→ STATED EXERCISE
Rewrite each of the items below, changing every occurrence of "page-footer" to "footer" and keeping everything else the same.

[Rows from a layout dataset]
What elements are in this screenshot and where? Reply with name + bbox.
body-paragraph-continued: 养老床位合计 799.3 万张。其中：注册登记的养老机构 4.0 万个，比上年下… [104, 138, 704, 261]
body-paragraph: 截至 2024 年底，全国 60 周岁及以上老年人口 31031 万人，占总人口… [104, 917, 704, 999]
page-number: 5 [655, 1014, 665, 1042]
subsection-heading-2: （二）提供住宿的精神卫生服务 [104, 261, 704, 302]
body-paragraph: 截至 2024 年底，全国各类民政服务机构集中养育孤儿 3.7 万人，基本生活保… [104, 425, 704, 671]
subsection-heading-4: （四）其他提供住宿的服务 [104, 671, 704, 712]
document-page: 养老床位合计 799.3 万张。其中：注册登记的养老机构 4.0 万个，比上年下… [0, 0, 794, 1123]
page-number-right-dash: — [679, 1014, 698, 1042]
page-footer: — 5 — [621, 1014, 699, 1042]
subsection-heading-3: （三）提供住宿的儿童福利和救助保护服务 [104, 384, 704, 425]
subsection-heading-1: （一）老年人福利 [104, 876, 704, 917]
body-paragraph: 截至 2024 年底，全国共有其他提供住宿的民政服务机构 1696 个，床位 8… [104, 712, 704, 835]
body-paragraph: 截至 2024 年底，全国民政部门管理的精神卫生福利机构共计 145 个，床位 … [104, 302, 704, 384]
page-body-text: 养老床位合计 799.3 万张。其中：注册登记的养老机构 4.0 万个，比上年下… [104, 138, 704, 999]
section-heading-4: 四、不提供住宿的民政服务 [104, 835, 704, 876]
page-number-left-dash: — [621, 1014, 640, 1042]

→ ANSWER TO THE EXERCISE
What elements are in this screenshot and where? Reply with name + bbox.
body-paragraph-continued: 养老床位合计 799.3 万张。其中：注册登记的养老机构 4.0 万个，比上年下… [104, 138, 704, 261]
body-paragraph: 截至 2024 年底，全国 60 周岁及以上老年人口 31031 万人，占总人口… [104, 917, 704, 999]
page-number: 5 [655, 1014, 665, 1042]
subsection-heading-2: （二）提供住宿的精神卫生服务 [104, 261, 704, 302]
body-paragraph: 截至 2024 年底，全国各类民政服务机构集中养育孤儿 3.7 万人，基本生活保… [104, 425, 704, 671]
subsection-heading-4: （四）其他提供住宿的服务 [104, 671, 704, 712]
document-page: 养老床位合计 799.3 万张。其中：注册登记的养老机构 4.0 万个，比上年下… [0, 0, 794, 1123]
page-number-right-dash: — [679, 1014, 698, 1042]
footer: — 5 — [621, 1014, 699, 1042]
subsection-heading-3: （三）提供住宿的儿童福利和救助保护服务 [104, 384, 704, 425]
subsection-heading-1: （一）老年人福利 [104, 876, 704, 917]
body-paragraph: 截至 2024 年底，全国共有其他提供住宿的民政服务机构 1696 个，床位 8… [104, 712, 704, 835]
body-paragraph: 截至 2024 年底，全国民政部门管理的精神卫生福利机构共计 145 个，床位 … [104, 302, 704, 384]
page-body-text: 养老床位合计 799.3 万张。其中：注册登记的养老机构 4.0 万个，比上年下… [104, 138, 704, 999]
section-heading-4: 四、不提供住宿的民政服务 [104, 835, 704, 876]
page-number-left-dash: — [621, 1014, 640, 1042]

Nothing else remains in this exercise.